Problem details: Restate the data below word for word. Skip any images it contains.

Records shown:
^^^^^^^^

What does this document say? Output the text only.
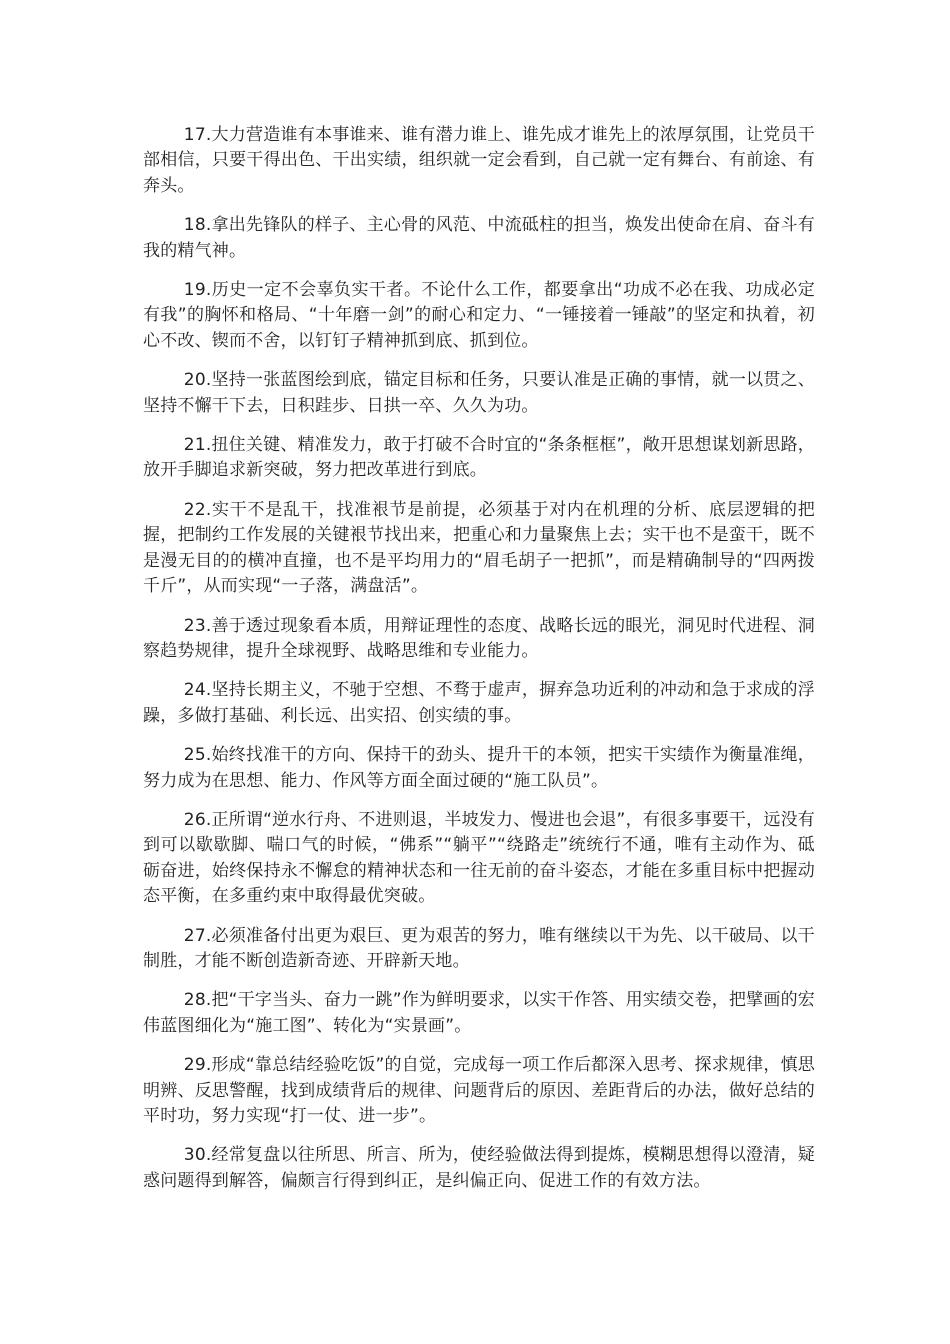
17.大力营造谁有本事谁来、谁有潜力谁上、谁先成才谁先上的浓厚氛围，让党员干部相信，只要干得出色、干出实绩，组织就一定会看到，自己就一定有舞台、有前途、有奔头。

18.拿出先锋队的样子、主心骨的风范、中流砥柱的担当，焕发出使命在肩、奋斗有我的精气神。

19.历史一定不会辜负实干者。不论什么工作，都要拿出“功成不必在我、功成必定有我”的胸怀和格局、“十年磨一剑”的耐心和定力、“一锤接着一锤敲”的坚定和执着，初心不改、锲而不舍，以钉钉子精神抓到底、抓到位。

20.坚持一张蓝图绘到底，锚定目标和任务，只要认准是正确的事情，就一以贯之、坚持不懈干下去，日积跬步、日拱一卒、久久为功。

21.扭住关键、精准发力，敢于打破不合时宜的“条条框框”，敞开思想谋划新思路，放开手脚追求新突破，努力把改革进行到底。

22.实干不是乱干，找准裉节是前提，必须基于对内在机理的分析、底层逻辑的把握，把制约工作发展的关键裉节找出来，把重心和力量聚焦上去；实干也不是蛮干，既不是漫无目的的横冲直撞，也不是平均用力的“眉毛胡子一把抓”，而是精确制导的“四两拨千斤”，从而实现“一子落，满盘活”。

23.善于透过现象看本质，用辩证理性的态度、战略长远的眼光，洞见时代进程、洞察趋势规律，提升全球视野、战略思维和专业能力。

24.坚持长期主义，不驰于空想、不骛于虚声，摒弃急功近利的冲动和急于求成的浮躁，多做打基础、利长远、出实招、创实绩的事。

25.始终找准干的方向、保持干的劲头、提升干的本领，把实干实绩作为衡量准绳，努力成为在思想、能力、作风等方面全面过硬的“施工队员”。

26.正所谓“逆水行舟、不进则退，半坡发力、慢进也会退”，有很多事要干，远没有到可以歇歇脚、喘口气的时候，“佛系”“躺平”“绕路走”统统行不通，唯有主动作为、砥砺奋进，始终保持永不懈怠的精神状态和一往无前的奋斗姿态，才能在多重目标中把握动态平衡，在多重约束中取得最优突破。

27.必须准备付出更为艰巨、更为艰苦的努力，唯有继续以干为先、以干破局、以干制胜，才能不断创造新奇迹、开辟新天地。

28.把“干字当头、奋力一跳”作为鲜明要求，以实干作答、用实绩交卷，把擘画的宏伟蓝图细化为“施工图”、转化为“实景画”。

29.形成“靠总结经验吃饭”的自觉，完成每一项工作后都深入思考、探求规律，慎思明辨、反思警醒，找到成绩背后的规律、问题背后的原因、差距背后的办法，做好总结的平时功，努力实现“打一仗、进一步”。

30.经常复盘以往所思、所言、所为，使经验做法得到提炼，模糊思想得以澄清，疑惑问题得到解答，偏颇言行得到纠正，是纠偏正向、促进工作的有效方法。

^^^^^^^^

Written response:
What does this document say? Output the text only.
17.大力营造谁有本事谁来、谁有潜力谁上、谁先成才谁先上的浓厚氛围，让党员干部相信，只要干得出色、干出实绩，组织就一定会看到，自己就一定有舞台、有前途、有奔头。

18.拿出先锋队的样子、主心骨的风范、中流砥柱的担当，焕发出使命在肩、奋斗有我的精气神。

19.历史一定不会辜负实干者。不论什么工作，都要拿出“功成不必在我、功成必定有我”的胸怀和格局、“十年磨一剑”的耐心和定力、“一锤接着一锤敲”的坚定和执着，初心不改、锲而不舍，以钉钉子精神抓到底、抓到位。

20.坚持一张蓝图绘到底，锚定目标和任务，只要认准是正确的事情，就一以贯之、坚持不懈干下去，日积跬步、日拱一卒、久久为功。

21.扭住关键、精准发力，敢于打破不合时宜的“条条框框”，敞开思想谋划新思路，放开手脚追求新突破，努力把改革进行到底。

22.实干不是乱干，找准裉节是前提，必须基于对内在机理的分析、底层逻辑的把握，把制约工作发展的关键裉节找出来，把重心和力量聚焦上去；实干也不是蛮干，既不是漫无目的的横冲直撞，也不是平均用力的“眉毛胡子一把抓”，而是精确制导的“四两拨千斤”，从而实现“一子落，满盘活”。

23.善于透过现象看本质，用辩证理性的态度、战略长远的眼光，洞见时代进程、洞察趋势规律，提升全球视野、战略思维和专业能力。

24.坚持长期主义，不驰于空想、不骛于虚声，摒弃急功近利的冲动和急于求成的浮躁，多做打基础、利长远、出实招、创实绩的事。

25.始终找准干的方向、保持干的劲头、提升干的本领，把实干实绩作为衡量准绳，努力成为在思想、能力、作风等方面全面过硬的“施工队员”。

26.正所谓“逆水行舟、不进则退，半坡发力、慢进也会退”，有很多事要干，远没有到可以歇歇脚、喘口气的时候，“佛系”“躺平”“绕路走”统统行不通，唯有主动作为、砥砺奋进，始终保持永不懈怠的精神状态和一往无前的奋斗姿态，才能在多重目标中把握动态平衡，在多重约束中取得最优突破。

27.必须准备付出更为艰巨、更为艰苦的努力，唯有继续以干为先、以干破局、以干制胜，才能不断创造新奇迹、开辟新天地。

28.把“干字当头、奋力一跳”作为鲜明要求，以实干作答、用实绩交卷，把擘画的宏伟蓝图细化为“施工图”、转化为“实景画”。

29.形成“靠总结经验吃饭”的自觉，完成每一项工作后都深入思考、探求规律，慎思明辨、反思警醒，找到成绩背后的规律、问题背后的原因、差距背后的办法，做好总结的平时功，努力实现“打一仗、进一步”。

30.经常复盘以往所思、所言、所为，使经验做法得到提炼，模糊思想得以澄清，疑惑问题得到解答，偏颇言行得到纠正，是纠偏正向、促进工作的有效方法。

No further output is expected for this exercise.